:: Information shown ::

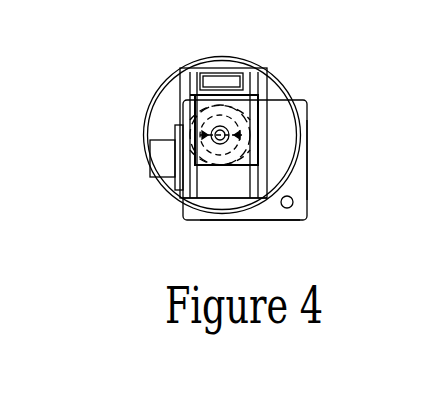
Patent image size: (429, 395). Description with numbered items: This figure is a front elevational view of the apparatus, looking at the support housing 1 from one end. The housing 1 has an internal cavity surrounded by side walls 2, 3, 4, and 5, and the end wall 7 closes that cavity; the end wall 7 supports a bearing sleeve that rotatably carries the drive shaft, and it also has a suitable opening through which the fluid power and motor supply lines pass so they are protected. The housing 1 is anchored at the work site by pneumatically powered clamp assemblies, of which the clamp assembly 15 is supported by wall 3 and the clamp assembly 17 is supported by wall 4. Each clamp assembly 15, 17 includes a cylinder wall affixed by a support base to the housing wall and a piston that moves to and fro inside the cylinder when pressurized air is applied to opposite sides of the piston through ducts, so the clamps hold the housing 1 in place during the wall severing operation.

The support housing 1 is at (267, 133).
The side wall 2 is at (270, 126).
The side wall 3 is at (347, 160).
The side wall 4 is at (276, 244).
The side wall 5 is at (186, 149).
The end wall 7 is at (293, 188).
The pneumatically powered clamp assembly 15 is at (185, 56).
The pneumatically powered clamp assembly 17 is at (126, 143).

:::
:: Information shown ::

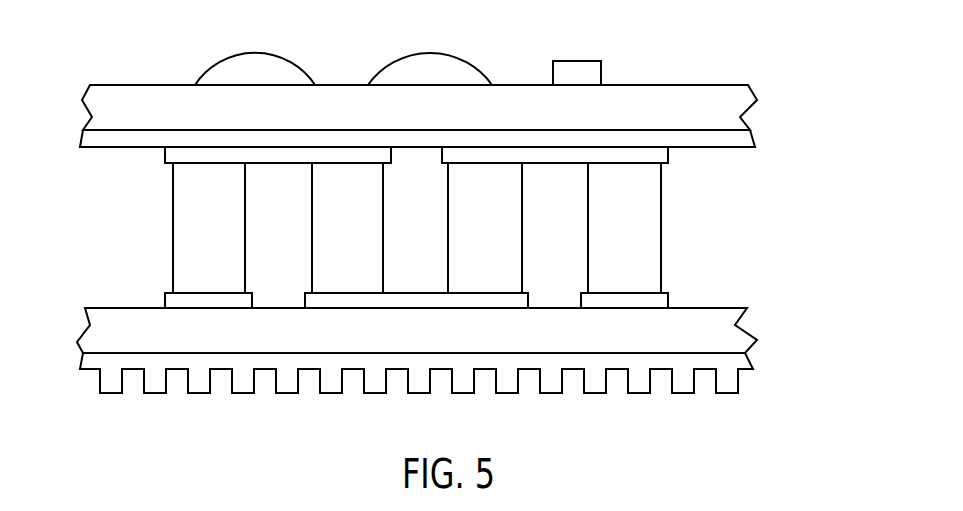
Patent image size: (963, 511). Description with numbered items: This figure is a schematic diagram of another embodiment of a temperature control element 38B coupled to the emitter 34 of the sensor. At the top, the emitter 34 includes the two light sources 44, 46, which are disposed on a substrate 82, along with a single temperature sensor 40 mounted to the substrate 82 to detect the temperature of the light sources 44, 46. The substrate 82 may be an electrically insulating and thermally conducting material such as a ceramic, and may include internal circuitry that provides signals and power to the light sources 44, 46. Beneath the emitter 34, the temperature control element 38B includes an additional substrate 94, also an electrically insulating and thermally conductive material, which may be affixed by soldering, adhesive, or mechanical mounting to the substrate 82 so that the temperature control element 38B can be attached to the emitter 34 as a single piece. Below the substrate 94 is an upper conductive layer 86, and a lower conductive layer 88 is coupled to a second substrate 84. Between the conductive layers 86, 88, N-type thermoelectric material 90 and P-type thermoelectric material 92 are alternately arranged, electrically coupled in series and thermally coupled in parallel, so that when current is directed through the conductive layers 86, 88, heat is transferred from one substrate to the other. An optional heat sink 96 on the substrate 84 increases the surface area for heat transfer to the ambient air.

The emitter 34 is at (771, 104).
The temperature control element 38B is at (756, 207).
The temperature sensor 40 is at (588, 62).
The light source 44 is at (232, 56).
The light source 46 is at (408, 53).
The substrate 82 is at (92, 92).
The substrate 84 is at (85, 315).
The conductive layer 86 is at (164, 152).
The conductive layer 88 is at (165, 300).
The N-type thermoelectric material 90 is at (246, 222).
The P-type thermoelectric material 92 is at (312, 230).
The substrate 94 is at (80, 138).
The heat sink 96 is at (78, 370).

:::

(Aim)
Turn the items above, starting at the line containing "Patent image size: (429, 395)." and ending at the line containing "The pneumatically powered clamp assembly 17", into a numbered list, leaving out blank lines.

(Task solution)
1. Patent image size: (429, 395). Description with numbered items: This figure is a front elevational view of the apparatus, looking at the support housing 1 from one end. The housing 1 has an internal cavity surrounded by side walls 2, 3, 4, and 5, and the end wall 7 closes that cavity; the end wall 7 supports a bearing sleeve that rotatably carries the drive shaft, and it also has a suitable opening through which the fluid power and motor supply lines pass so they are protected. The housing 1 is anchored at the work site by pneumatically powered clamp assemblies, of which the clamp assembly 15 is supported by wall 3 and the clamp assembly 17 is supported by wall 4. Each clamp assembly 15, 17 includes a cylinder wall affixed by a support base to the housing wall and a piston that moves to and fro inside the cylinder when pressurized air is applied to opposite sides of the piston through ducts, so the clamps hold the housing 1 in place during the wall severing operation.
2. The support housing 1 is at (267, 133).
3. The side wall 2 is at (270, 126).
4. The side wall 3 is at (347, 160).
5. The side wall 4 is at (276, 244).
6. The side wall 5 is at (186, 149).
7. The end wall 7 is at (293, 188).
8. The pneumatically powered clamp assembly 15 is at (185, 56).
9. The pneumatically powered clamp assembly 17 is at (126, 143).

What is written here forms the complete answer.